__WHAT TO PRODUCE__.
Your response must be made up of each line in the data below that contains the string "impact".

### AVAILABLE DATA ###

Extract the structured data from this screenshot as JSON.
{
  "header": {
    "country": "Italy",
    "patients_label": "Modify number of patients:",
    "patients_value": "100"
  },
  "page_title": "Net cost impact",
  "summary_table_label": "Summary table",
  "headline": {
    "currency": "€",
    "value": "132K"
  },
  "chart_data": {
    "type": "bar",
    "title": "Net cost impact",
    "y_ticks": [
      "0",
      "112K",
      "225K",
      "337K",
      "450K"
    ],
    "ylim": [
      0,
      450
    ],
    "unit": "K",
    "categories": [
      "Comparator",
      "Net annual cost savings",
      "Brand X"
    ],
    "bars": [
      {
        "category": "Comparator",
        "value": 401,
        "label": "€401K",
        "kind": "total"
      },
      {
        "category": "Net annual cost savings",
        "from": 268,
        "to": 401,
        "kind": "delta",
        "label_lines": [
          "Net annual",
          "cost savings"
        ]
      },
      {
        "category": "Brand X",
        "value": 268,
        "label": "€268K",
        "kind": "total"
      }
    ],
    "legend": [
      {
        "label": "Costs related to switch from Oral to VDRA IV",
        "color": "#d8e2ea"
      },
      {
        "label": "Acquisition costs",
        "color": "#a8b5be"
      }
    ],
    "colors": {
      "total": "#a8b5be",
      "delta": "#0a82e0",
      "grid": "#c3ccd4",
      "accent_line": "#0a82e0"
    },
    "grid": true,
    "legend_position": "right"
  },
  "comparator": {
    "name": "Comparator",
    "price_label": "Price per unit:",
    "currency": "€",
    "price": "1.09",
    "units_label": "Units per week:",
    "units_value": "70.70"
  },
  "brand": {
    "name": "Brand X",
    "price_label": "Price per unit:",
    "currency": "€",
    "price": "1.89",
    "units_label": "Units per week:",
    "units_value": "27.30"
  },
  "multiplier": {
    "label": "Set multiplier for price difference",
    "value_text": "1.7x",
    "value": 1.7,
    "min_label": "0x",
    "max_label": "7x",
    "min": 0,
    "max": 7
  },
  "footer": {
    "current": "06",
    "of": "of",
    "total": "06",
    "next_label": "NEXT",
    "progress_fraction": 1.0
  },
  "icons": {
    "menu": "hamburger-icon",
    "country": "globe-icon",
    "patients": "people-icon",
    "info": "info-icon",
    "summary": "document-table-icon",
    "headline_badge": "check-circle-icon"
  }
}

###

__THE ANSWER__.
  "page_title": "Net cost impact",
    "title": "Net cost impact",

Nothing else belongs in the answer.